## Problem statement
Tell how many lines contain the word "Project". Reply with the number only.

===== Exercise input

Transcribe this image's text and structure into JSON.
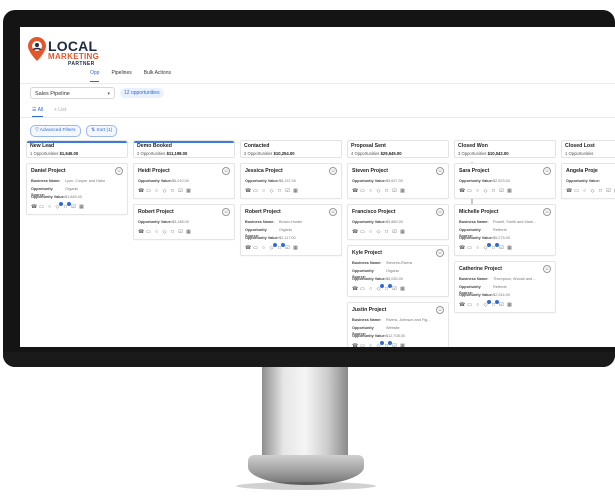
{
  "logo": {
    "word1": "LOCAL",
    "word2": "MARKETING",
    "word3": "PARTNER",
    "pin_color": "#e2572b",
    "dark_color": "#1f2a44"
  },
  "tabs": [
    {
      "label": "Opp",
      "active": true
    },
    {
      "label": "Pipelines",
      "active": false
    },
    {
      "label": "Bulk Actions",
      "active": false
    }
  ],
  "pipeline": {
    "selected": "Sales Pipeline",
    "count_badge": "12 opportunities"
  },
  "view_tabs": {
    "all": "All",
    "list": "+ List"
  },
  "toolbar": {
    "filters_label": "Advanced Filters",
    "sort_label": "Sort (1)"
  },
  "accent_color": "#2f6bd8",
  "columns": [
    {
      "name": "New Lead",
      "meta_count": "1 Opportunities",
      "meta_value": "$1,645.00",
      "cards": [
        {
          "title": "Daniel Project",
          "fields": [
            {
              "label": "Business Name:",
              "value": "Lyon, Cooper and Hahn"
            },
            {
              "label": "Opportunity Source:",
              "value": "Organic"
            },
            {
              "label": "Opportunity Value:",
              "value": "$1,645.00"
            }
          ]
        }
      ]
    },
    {
      "name": "Demo Booked",
      "meta_count": "2 Opportunities",
      "meta_value": "$11,198.00",
      "cards": [
        {
          "title": "Heidi Project",
          "fields": [
            {
              "label": "Opportunity Value:",
              "value": "$6,010.00"
            }
          ]
        },
        {
          "title": "Robert Project",
          "fields": [
            {
              "label": "Opportunity Value:",
              "value": "$5,188.00"
            }
          ]
        }
      ]
    },
    {
      "name": "Contacted",
      "meta_count": "2 Opportunities",
      "meta_value": "$10,254.00",
      "cards": [
        {
          "title": "Jessica Project",
          "fields": [
            {
              "label": "Opportunity Value:",
              "value": "$8,137.00"
            }
          ]
        },
        {
          "title": "Robert Project",
          "fields": [
            {
              "label": "Business Name:",
              "value": "Brown-Hunter"
            },
            {
              "label": "Opportunity Source:",
              "value": "Organic"
            },
            {
              "label": "Opportunity Value:",
              "value": "$2,117.00"
            }
          ]
        }
      ]
    },
    {
      "name": "Proposal Sent",
      "meta_count": "4 Opportunities",
      "meta_value": "$29,645.00",
      "cards": [
        {
          "title": "Steven Project",
          "fields": [
            {
              "label": "Opportunity Value:",
              "value": "$5,627.00"
            }
          ]
        },
        {
          "title": "Francisco Project",
          "fields": [
            {
              "label": "Opportunity Value:",
              "value": "$5,880.00"
            }
          ]
        },
        {
          "title": "Kyle Project",
          "fields": [
            {
              "label": "Business Name:",
              "value": "Stevens-Rivera"
            },
            {
              "label": "Opportunity Source:",
              "value": "Organic"
            },
            {
              "label": "Opportunity Value:",
              "value": "$6,030.00"
            }
          ]
        },
        {
          "title": "Justin Project",
          "fields": [
            {
              "label": "Business Name:",
              "value": "Rivera, Johnson and Fig..."
            },
            {
              "label": "Opportunity Source:",
              "value": "Website"
            },
            {
              "label": "Opportunity Value:",
              "value": "$12,708.00"
            }
          ]
        }
      ]
    },
    {
      "name": "Closed Won",
      "meta_count": "3 Opportunities",
      "meta_value": "$10,042.00",
      "cards": [
        {
          "title": "Sara Project",
          "fields": [
            {
              "label": "Opportunity Value:",
              "value": "$2,523.00"
            }
          ]
        },
        {
          "title": "Michelle Project",
          "fields": [
            {
              "label": "Business Name:",
              "value": "Powell, Smith and Mark..."
            },
            {
              "label": "Opportunity Source:",
              "value": "Referral"
            },
            {
              "label": "Opportunity Value:",
              "value": "$5,275.00"
            }
          ]
        },
        {
          "title": "Catherine Project",
          "fields": [
            {
              "label": "Business Name:",
              "value": "Thompson, Woods and ..."
            },
            {
              "label": "Opportunity Source:",
              "value": "Referral"
            },
            {
              "label": "Opportunity Value:",
              "value": "$2,244.00"
            }
          ]
        }
      ]
    },
    {
      "name": "Closed Lost",
      "meta_count": "1 Opportunities",
      "meta_value": "",
      "cards": [
        {
          "title": "Angela Proje",
          "fields": [
            {
              "label": "Opportunity Value:",
              "value": ""
            }
          ]
        }
      ]
    }
  ]
}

==========

## Solution for this exercise
12